— Begin Records provided —
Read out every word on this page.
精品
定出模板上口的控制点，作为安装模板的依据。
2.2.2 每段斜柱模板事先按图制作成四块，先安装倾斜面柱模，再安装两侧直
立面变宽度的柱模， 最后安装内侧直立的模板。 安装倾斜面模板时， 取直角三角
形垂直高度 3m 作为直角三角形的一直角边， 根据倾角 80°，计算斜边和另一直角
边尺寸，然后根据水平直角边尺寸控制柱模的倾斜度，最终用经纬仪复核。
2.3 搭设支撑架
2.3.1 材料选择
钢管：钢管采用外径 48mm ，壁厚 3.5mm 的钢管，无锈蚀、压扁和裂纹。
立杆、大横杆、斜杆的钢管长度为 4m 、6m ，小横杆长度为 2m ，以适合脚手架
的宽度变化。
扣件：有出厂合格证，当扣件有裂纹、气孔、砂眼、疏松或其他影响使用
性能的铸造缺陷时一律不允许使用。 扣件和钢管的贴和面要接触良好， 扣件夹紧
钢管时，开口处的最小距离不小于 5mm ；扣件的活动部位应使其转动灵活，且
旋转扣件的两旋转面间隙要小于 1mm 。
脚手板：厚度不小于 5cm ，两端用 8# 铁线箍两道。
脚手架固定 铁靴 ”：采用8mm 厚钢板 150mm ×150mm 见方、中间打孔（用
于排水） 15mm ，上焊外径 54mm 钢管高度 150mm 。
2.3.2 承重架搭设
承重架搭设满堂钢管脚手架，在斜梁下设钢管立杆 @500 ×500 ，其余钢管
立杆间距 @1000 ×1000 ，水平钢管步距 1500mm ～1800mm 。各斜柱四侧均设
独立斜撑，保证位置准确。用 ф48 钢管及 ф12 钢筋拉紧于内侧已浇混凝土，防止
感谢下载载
— End Records provided —
— Begin Records provided —
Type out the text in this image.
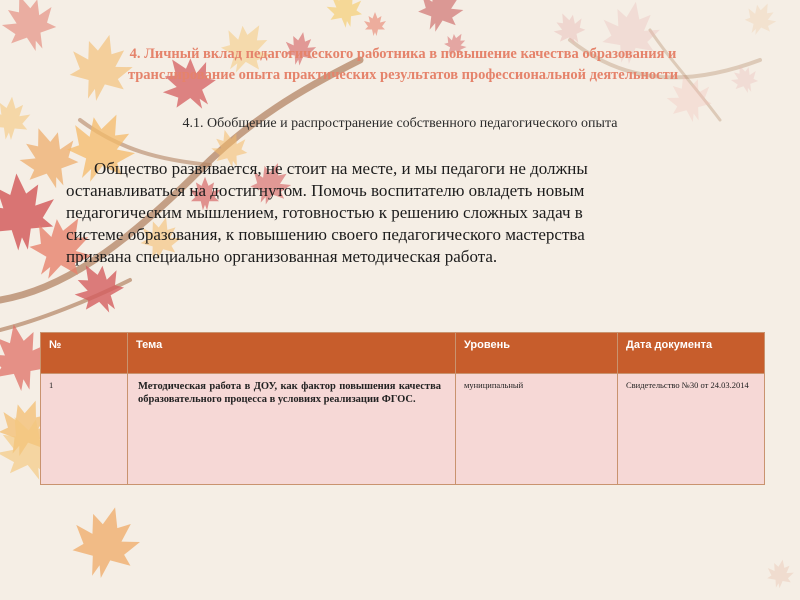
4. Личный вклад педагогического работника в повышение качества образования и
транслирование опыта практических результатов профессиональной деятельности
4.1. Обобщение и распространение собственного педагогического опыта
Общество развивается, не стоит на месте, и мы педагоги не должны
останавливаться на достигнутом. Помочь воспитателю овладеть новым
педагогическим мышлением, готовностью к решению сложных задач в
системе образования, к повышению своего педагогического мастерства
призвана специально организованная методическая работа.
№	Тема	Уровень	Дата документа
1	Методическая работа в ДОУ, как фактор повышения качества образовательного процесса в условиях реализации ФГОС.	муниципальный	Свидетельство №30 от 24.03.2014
— End Records provided —
— Begin Records provided —
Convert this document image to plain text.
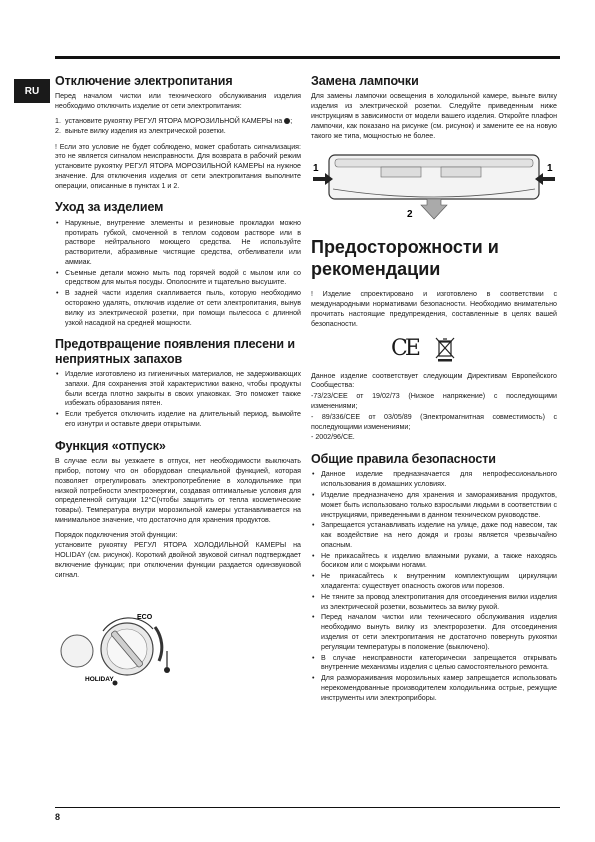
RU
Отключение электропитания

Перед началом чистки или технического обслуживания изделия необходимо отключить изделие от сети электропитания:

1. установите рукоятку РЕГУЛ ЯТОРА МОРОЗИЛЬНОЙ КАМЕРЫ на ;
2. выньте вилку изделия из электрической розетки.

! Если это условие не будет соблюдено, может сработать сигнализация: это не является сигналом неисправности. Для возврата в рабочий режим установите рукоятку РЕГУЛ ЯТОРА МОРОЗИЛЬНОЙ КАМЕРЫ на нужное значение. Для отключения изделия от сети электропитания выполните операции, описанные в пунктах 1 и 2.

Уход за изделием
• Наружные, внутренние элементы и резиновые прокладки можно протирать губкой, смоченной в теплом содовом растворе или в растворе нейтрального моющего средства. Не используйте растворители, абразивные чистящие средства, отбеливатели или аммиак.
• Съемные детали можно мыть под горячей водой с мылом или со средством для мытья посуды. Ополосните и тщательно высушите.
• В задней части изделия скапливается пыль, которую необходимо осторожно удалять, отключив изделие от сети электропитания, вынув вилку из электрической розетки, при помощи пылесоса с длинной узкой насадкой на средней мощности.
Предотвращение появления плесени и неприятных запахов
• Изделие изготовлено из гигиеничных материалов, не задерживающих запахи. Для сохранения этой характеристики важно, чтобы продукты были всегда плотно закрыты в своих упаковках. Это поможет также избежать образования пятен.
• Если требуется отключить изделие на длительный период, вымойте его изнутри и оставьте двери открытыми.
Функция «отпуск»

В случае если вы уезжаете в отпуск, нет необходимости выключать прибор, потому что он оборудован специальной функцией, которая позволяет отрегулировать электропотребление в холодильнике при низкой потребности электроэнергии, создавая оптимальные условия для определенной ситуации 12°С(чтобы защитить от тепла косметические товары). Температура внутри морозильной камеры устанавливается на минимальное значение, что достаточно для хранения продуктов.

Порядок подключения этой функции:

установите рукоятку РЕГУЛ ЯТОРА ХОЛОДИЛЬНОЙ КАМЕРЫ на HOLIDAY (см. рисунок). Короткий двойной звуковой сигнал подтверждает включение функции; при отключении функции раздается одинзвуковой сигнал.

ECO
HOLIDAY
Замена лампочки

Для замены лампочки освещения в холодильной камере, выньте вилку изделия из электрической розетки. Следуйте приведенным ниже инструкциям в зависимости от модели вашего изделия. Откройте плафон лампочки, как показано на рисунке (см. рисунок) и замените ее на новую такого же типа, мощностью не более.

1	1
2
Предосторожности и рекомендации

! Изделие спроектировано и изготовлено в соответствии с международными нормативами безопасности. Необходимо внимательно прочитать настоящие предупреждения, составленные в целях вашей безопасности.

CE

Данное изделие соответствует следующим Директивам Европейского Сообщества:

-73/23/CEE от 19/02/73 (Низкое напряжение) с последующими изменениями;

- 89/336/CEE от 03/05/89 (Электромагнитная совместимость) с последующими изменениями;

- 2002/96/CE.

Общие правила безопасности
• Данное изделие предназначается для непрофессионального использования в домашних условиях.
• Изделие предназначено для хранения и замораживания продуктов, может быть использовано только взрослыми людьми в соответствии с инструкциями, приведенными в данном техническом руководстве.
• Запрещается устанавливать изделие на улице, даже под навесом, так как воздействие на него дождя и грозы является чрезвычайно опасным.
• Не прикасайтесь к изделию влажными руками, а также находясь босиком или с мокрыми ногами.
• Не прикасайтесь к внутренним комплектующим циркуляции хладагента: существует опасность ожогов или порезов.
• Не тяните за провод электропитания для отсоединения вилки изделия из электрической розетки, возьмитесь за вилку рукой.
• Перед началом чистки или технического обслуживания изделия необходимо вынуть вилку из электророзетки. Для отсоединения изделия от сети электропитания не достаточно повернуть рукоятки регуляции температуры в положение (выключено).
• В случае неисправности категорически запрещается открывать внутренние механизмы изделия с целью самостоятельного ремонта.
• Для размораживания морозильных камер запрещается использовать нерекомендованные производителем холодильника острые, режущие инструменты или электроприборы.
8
— End Records provided —
• [What to work on]:
Copy every line above that includes the string "изменениями".

• [The response]:
-73/23/CEE от 19/02/73 (Низкое напряжение) с последующими изменениями;
- 89/336/CEE от 03/05/89 (Электромагнитная совместимость) с последующими изменениями;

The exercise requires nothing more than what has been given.